Written exercise:
Leaving the pictures aside, transcribe every line below exactly.

==== Data to process

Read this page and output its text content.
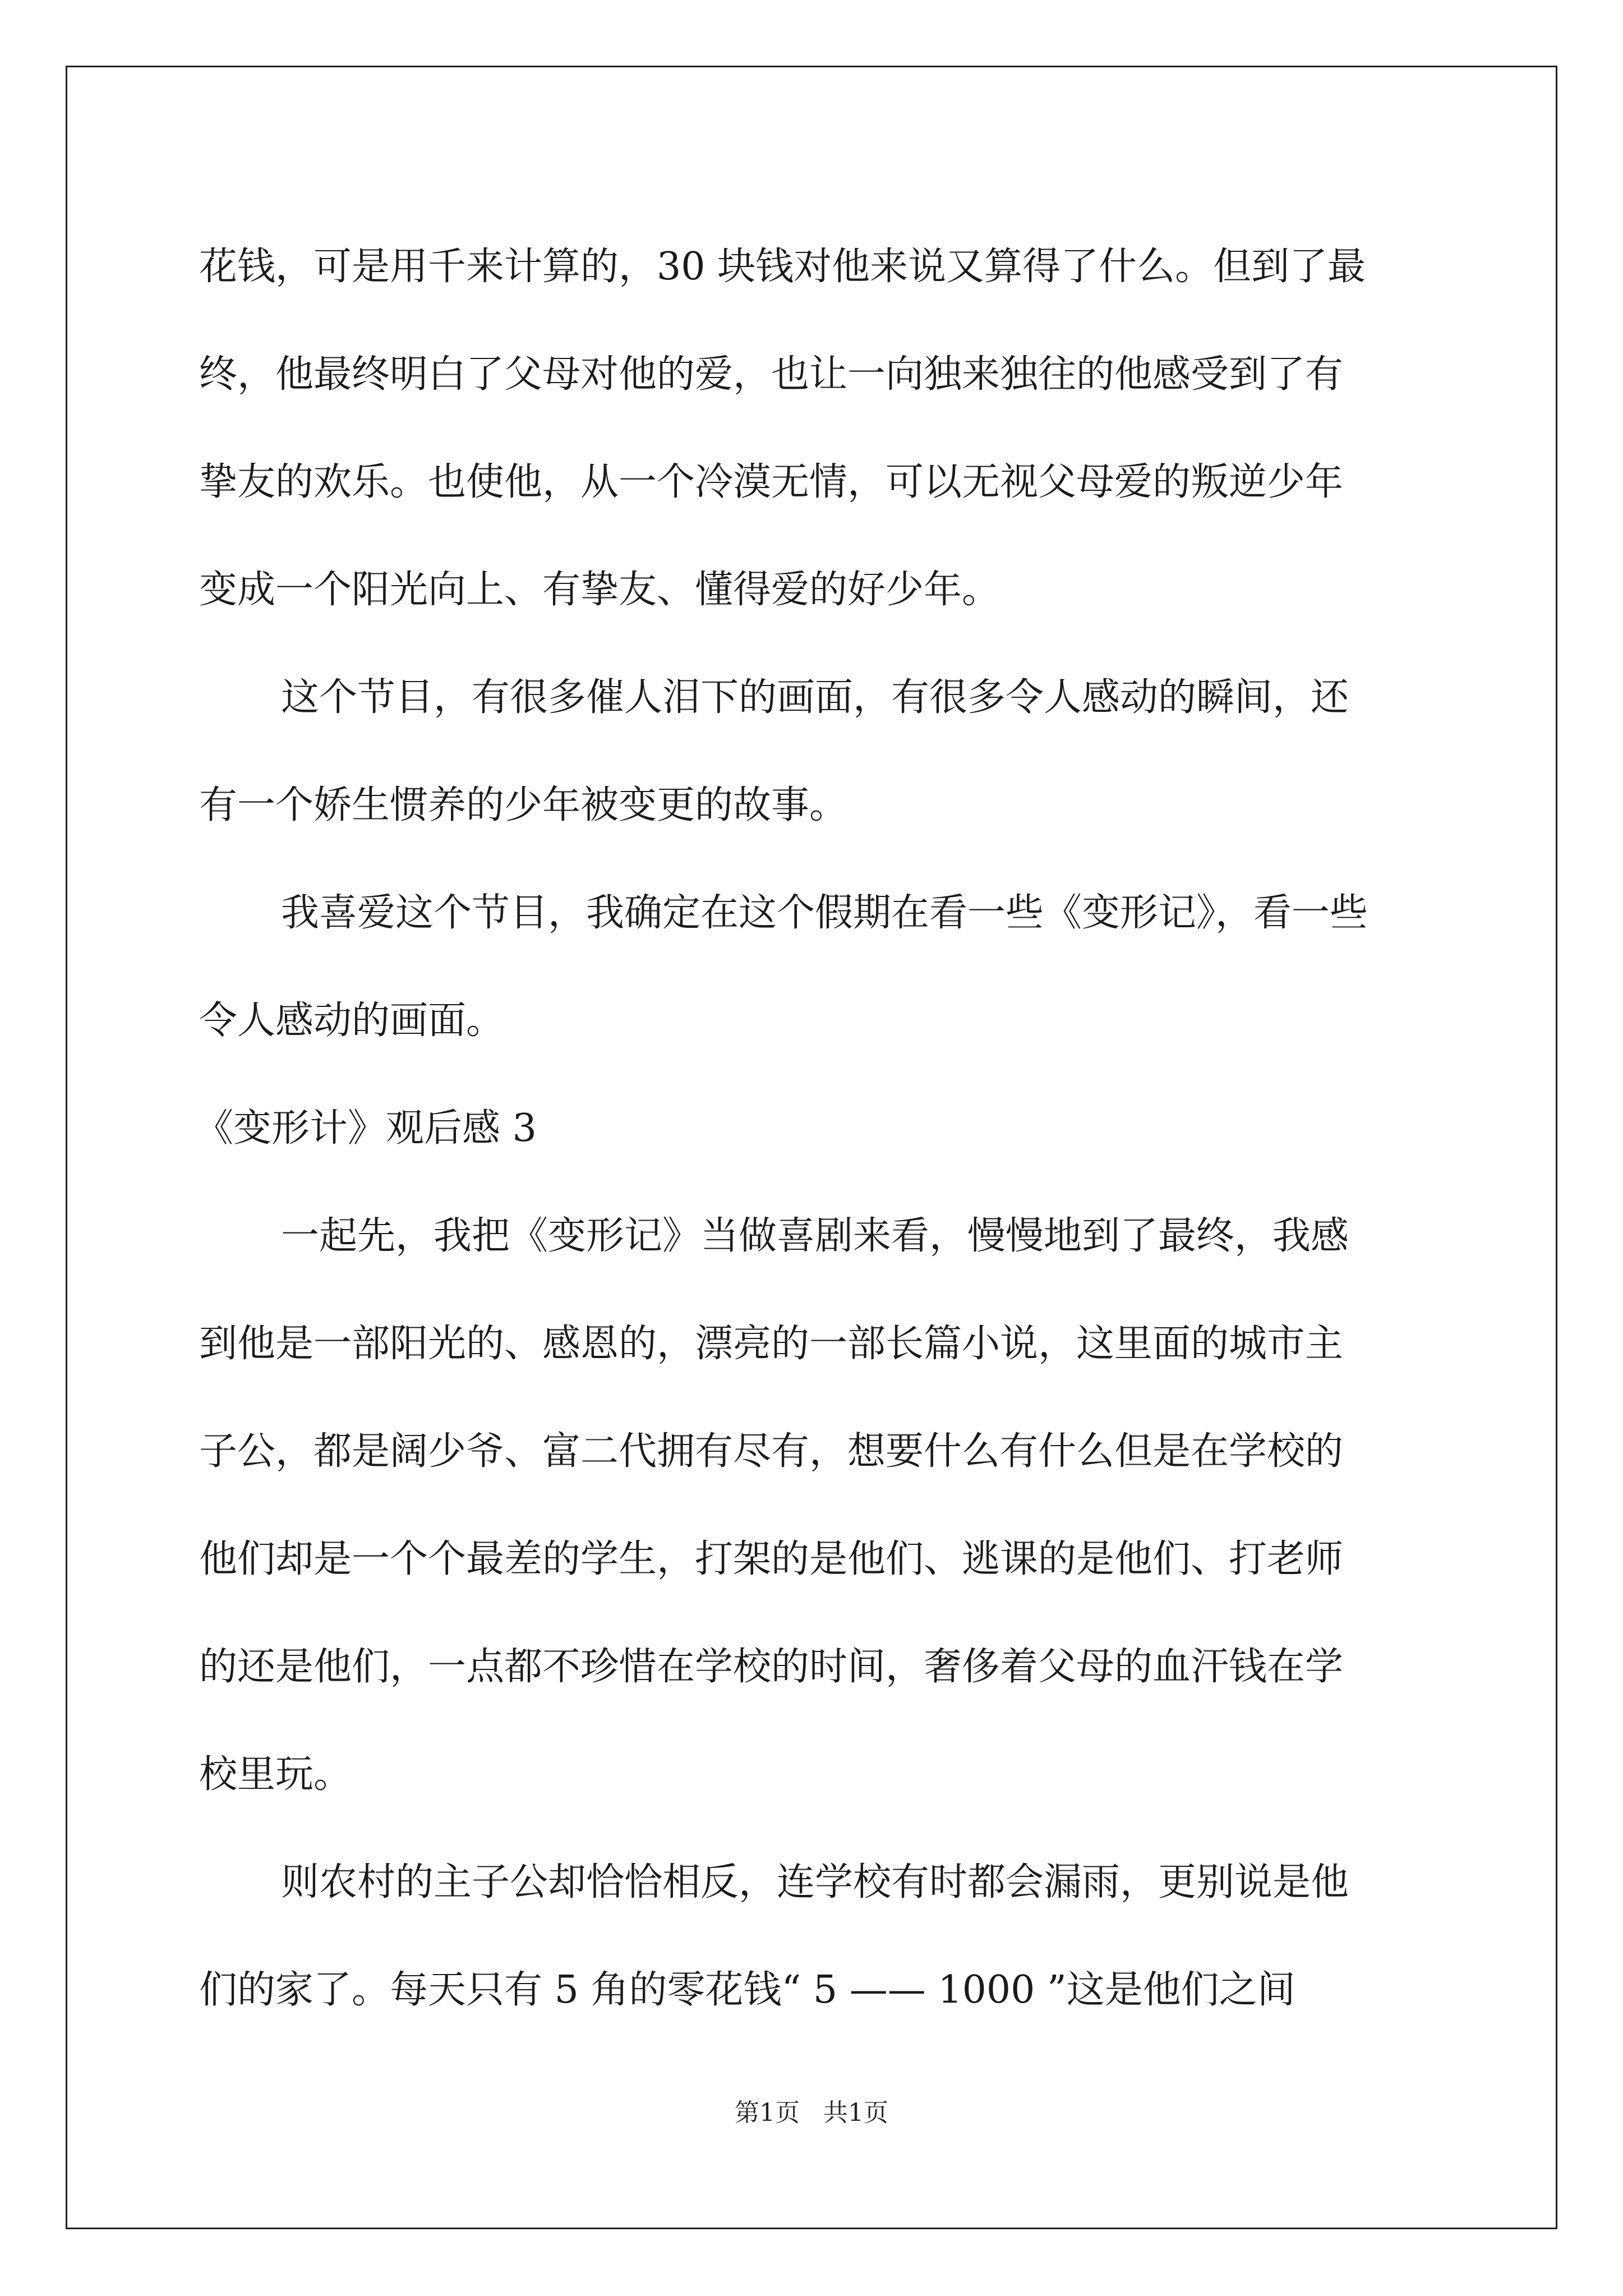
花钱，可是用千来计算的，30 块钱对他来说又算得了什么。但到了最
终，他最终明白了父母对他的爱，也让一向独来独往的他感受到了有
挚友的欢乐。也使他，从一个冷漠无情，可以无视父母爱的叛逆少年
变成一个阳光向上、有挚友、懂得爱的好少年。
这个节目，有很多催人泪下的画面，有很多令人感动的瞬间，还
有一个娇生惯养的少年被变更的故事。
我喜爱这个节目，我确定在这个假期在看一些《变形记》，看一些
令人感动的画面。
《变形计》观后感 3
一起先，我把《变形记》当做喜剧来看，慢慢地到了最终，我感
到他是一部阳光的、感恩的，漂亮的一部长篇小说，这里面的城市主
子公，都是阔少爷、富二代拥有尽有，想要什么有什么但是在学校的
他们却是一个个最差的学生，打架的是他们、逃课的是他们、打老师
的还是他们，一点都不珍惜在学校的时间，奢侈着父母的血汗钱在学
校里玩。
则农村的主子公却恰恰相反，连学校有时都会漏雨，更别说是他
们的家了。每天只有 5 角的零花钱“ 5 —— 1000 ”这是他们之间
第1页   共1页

========

Solution below:
Read this page and output its text content.
花钱，可是用千来计算的，30 块钱对他来说又算得了什么。但到了最
终，他最终明白了父母对他的爱，也让一向独来独往的他感受到了有
挚友的欢乐。也使他，从一个冷漠无情，可以无视父母爱的叛逆少年
变成一个阳光向上、有挚友、懂得爱的好少年。
这个节目，有很多催人泪下的画面，有很多令人感动的瞬间，还
有一个娇生惯养的少年被变更的故事。
我喜爱这个节目，我确定在这个假期在看一些《变形记》，看一些
令人感动的画面。
《变形计》观后感 3
一起先，我把《变形记》当做喜剧来看，慢慢地到了最终，我感
到他是一部阳光的、感恩的，漂亮的一部长篇小说，这里面的城市主
子公，都是阔少爷、富二代拥有尽有，想要什么有什么但是在学校的
他们却是一个个最差的学生，打架的是他们、逃课的是他们、打老师
的还是他们，一点都不珍惜在学校的时间，奢侈着父母的血汗钱在学
校里玩。
则农村的主子公却恰恰相反，连学校有时都会漏雨，更别说是他
们的家了。每天只有 5 角的零花钱“ 5 —— 1000 ”这是他们之间
第1页   共1页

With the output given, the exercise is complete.